_Job 1_.
In the article about Islamist parties in North-West Frontier Province, what did the parties first make illegal?

Pakistanis face a watchdog's growl
- From: pluto <pluto@xxxxxxxxxxxx>
- Date: Thu, 04 Aug 2005 07:03:12 +0800
http://www.iht.com/articles/2005/08/02/news/pak.php
Pakistanis face a watchdog's growl
By Somini Sengupta The New York Times
WEDNESDAY, AUGUST 3, 2005
PESHAWAR, Pakistan Since it won power in state elections nearly three years
ago, a coalition of radical Islamist parties here has floated a number of
trial balloons in North-West Frontier Province.
First, the parties made it illegal to play music on city buses, but that
seemed to fall flat on its face, and caravans of lurid painted buses today
cruise the streets of Peshawar, tinny pop music pouring out of their
windows.
Then they banned mannequins in shop windows; but shopkeepers shrugged it
off, and here in the capital at least, the mannequins quickly returned to
the bazaar, displaying stiff smiles and shimmering shalwar kameez sets.

[Layout annotation records]
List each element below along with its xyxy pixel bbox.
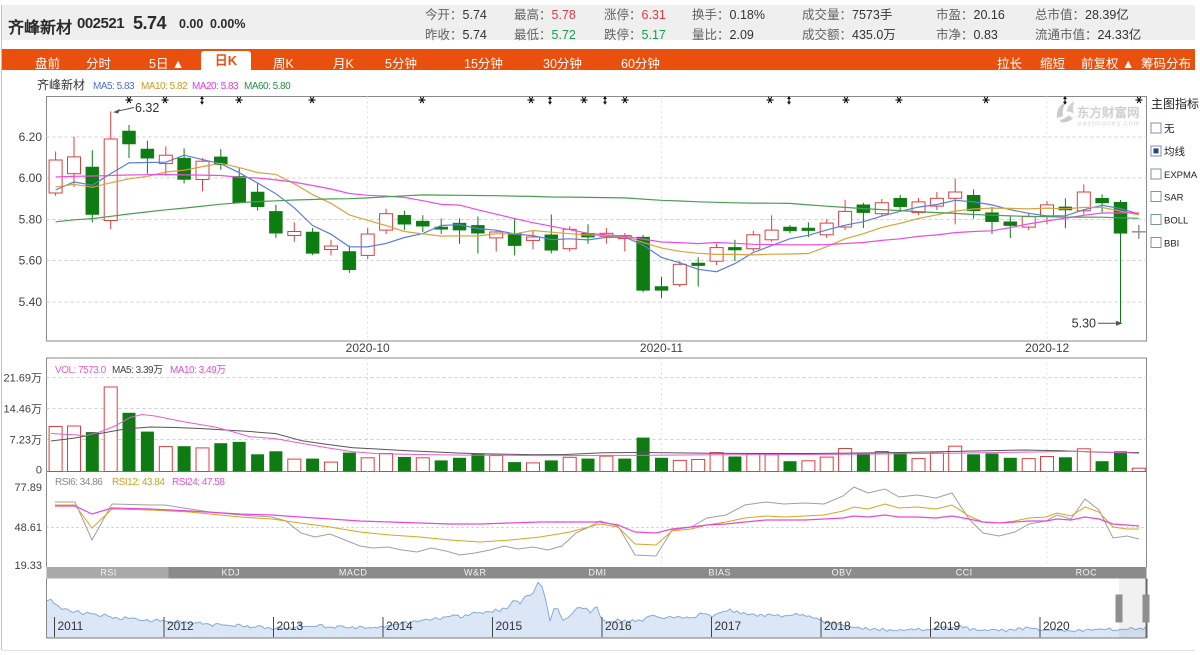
svg-text:DMI: DMI <box>589 568 607 578</box>
svg-text:齐峰新材: 齐峰新材 <box>37 77 85 92</box>
svg-text:2020: 2020 <box>1043 619 1070 633</box>
svg-text:2016: 2016 <box>605 619 632 633</box>
svg-text:MA5: 5.83: MA5: 5.83 <box>93 81 135 92</box>
svg-text:BBI: BBI <box>1164 239 1179 250</box>
svg-text:2015: 2015 <box>496 619 523 633</box>
svg-text:SAR: SAR <box>1164 193 1184 204</box>
svg-text:2020-11: 2020-11 <box>640 341 683 355</box>
svg-text:MA20: 5.83: MA20: 5.83 <box>192 81 239 92</box>
svg-text:21.69万: 21.69万 <box>3 372 42 384</box>
svg-text:MACD: MACD <box>339 568 368 578</box>
svg-text:MA5: 3.39万: MA5: 3.39万 <box>112 365 163 376</box>
svg-text:48.61: 48.61 <box>14 522 42 534</box>
svg-text:无: 无 <box>1164 123 1175 135</box>
svg-text:RSI6: 34.86: RSI6: 34.86 <box>55 477 103 488</box>
svg-text:2012: 2012 <box>167 619 194 633</box>
svg-text:0: 0 <box>36 465 42 477</box>
svg-text:5.40: 5.40 <box>19 295 43 309</box>
svg-text:均线: 均线 <box>1164 145 1186 158</box>
svg-text:东方财富网: 东方财富网 <box>1077 105 1140 120</box>
svg-text:W&R: W&R <box>464 568 487 578</box>
svg-text:MA10: 5.82: MA10: 5.82 <box>141 81 188 92</box>
svg-text:VOL: 7573.0: VOL: 7573.0 <box>55 365 107 376</box>
svg-text:ROC: ROC <box>1076 568 1098 578</box>
svg-text:2020-12: 2020-12 <box>1025 341 1069 355</box>
svg-text:OBV: OBV <box>832 568 853 578</box>
svg-text:BIAS: BIAS <box>708 568 731 578</box>
svg-text:2017: 2017 <box>715 619 742 633</box>
svg-text:CCI: CCI <box>956 568 973 578</box>
svg-text:14.46万: 14.46万 <box>3 404 42 416</box>
svg-text:eastmoney.com: eastmoney.com <box>1078 121 1141 128</box>
svg-text:MA60: 5.80: MA60: 5.80 <box>244 81 291 92</box>
svg-text:2019: 2019 <box>934 619 961 633</box>
svg-text:主图指标: 主图指标 <box>1151 96 1199 111</box>
svg-text:2011: 2011 <box>58 619 84 633</box>
svg-text:5.60: 5.60 <box>19 254 43 268</box>
svg-text:77.89: 77.89 <box>14 482 42 494</box>
svg-text:2013: 2013 <box>277 619 304 633</box>
svg-text:5.80: 5.80 <box>19 212 43 226</box>
svg-text:RSI: RSI <box>100 568 117 578</box>
svg-text:6.32: 6.32 <box>135 101 159 115</box>
svg-text:RSI12: 43.84: RSI12: 43.84 <box>112 477 165 488</box>
svg-text:6.20: 6.20 <box>19 130 43 144</box>
svg-text:2018: 2018 <box>824 619 851 633</box>
svg-text:KDJ: KDJ <box>222 568 241 578</box>
svg-text:2020-10: 2020-10 <box>346 341 390 355</box>
svg-text:5.30: 5.30 <box>1072 317 1096 331</box>
svg-text:19.33: 19.33 <box>14 560 42 572</box>
svg-text:EXPMA: EXPMA <box>1164 170 1198 181</box>
svg-text:2014: 2014 <box>386 619 413 633</box>
svg-text:6.00: 6.00 <box>19 171 43 185</box>
svg-text:7.23万: 7.23万 <box>10 435 42 447</box>
svg-text:BOLL: BOLL <box>1164 216 1188 227</box>
svg-text:MA10: 3.49万: MA10: 3.49万 <box>170 365 226 376</box>
svg-text:RSI24: 47.58: RSI24: 47.58 <box>172 477 225 488</box>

_Job 2_.
Please rewrite the records from the line containing "svg-text:DMI: DMI <box>589 568 607 578</box>" through the line containing "svg-text:2020-10: 2020-10 <box>346", replacing "W&R" with "WR" and leaving everything else unchanged.

_Complete answer 1_.
Playing music on city buses.

_Complete answer 2_.
svg-text:DMI: DMI <box>589 568 607 578</box>
svg-text:齐峰新材: 齐峰新材 <box>37 77 85 92</box>
svg-text:2020: 2020 <box>1043 619 1070 633</box>
svg-text:2016: 2016 <box>605 619 632 633</box>
svg-text:MA5: 5.83: MA5: 5.83 <box>93 81 135 92</box>
svg-text:BBI: BBI <box>1164 239 1179 250</box>
svg-text:2015: 2015 <box>496 619 523 633</box>
svg-text:SAR: SAR <box>1164 193 1184 204</box>
svg-text:2020-11: 2020-11 <box>640 341 683 355</box>
svg-text:MA20: 5.83: MA20: 5.83 <box>192 81 239 92</box>
svg-text:21.69万: 21.69万 <box>3 372 42 384</box>
svg-text:MACD: MACD <box>339 568 368 578</box>
svg-text:MA5: 3.39万: MA5: 3.39万 <box>112 365 163 376</box>
svg-text:48.61: 48.61 <box>14 522 42 534</box>
svg-text:无: 无 <box>1164 123 1175 135</box>
svg-text:RSI6: 34.86: RSI6: 34.86 <box>55 477 103 488</box>
svg-text:2012: 2012 <box>167 619 194 633</box>
svg-text:0: 0 <box>36 465 42 477</box>
svg-text:5.40: 5.40 <box>19 295 43 309</box>
svg-text:均线: 均线 <box>1164 145 1186 158</box>
svg-text:东方财富网: 东方财富网 <box>1077 105 1140 120</box>
svg-text:WR: WR <box>464 568 487 578</box>
svg-text:MA10: 5.82: MA10: 5.82 <box>141 81 188 92</box>
svg-text:VOL: 7573.0: VOL: 7573.0 <box>55 365 107 376</box>
svg-text:ROC: ROC <box>1076 568 1098 578</box>
svg-text:2020-12: 2020-12 <box>1025 341 1069 355</box>
svg-text:OBV: OBV <box>832 568 853 578</box>
svg-text:BIAS: BIAS <box>708 568 731 578</box>
svg-text:2017: 2017 <box>715 619 742 633</box>
svg-text:CCI: CCI <box>956 568 973 578</box>
svg-text:14.46万: 14.46万 <box>3 404 42 416</box>
svg-text:eastmoney.com: eastmoney.com <box>1078 121 1141 128</box>
svg-text:MA60: 5.80: MA60: 5.80 <box>244 81 291 92</box>
svg-text:2019: 2019 <box>934 619 961 633</box>
svg-text:主图指标: 主图指标 <box>1151 96 1199 111</box>
svg-text:2011: 2011 <box>58 619 84 633</box>
svg-text:5.60: 5.60 <box>19 254 43 268</box>
svg-text:77.89: 77.89 <box>14 482 42 494</box>
svg-text:2013: 2013 <box>277 619 304 633</box>
svg-text:5.80: 5.80 <box>19 212 43 226</box>
svg-text:RSI: RSI <box>100 568 117 578</box>
svg-text:6.32: 6.32 <box>135 101 159 115</box>
svg-text:RSI12: 43.84: RSI12: 43.84 <box>112 477 165 488</box>
svg-text:6.20: 6.20 <box>19 130 43 144</box>
svg-text:2018: 2018 <box>824 619 851 633</box>
svg-text:KDJ: KDJ <box>222 568 241 578</box>
svg-text:2020-10: 2020-10 <box>346 341 390 355</box>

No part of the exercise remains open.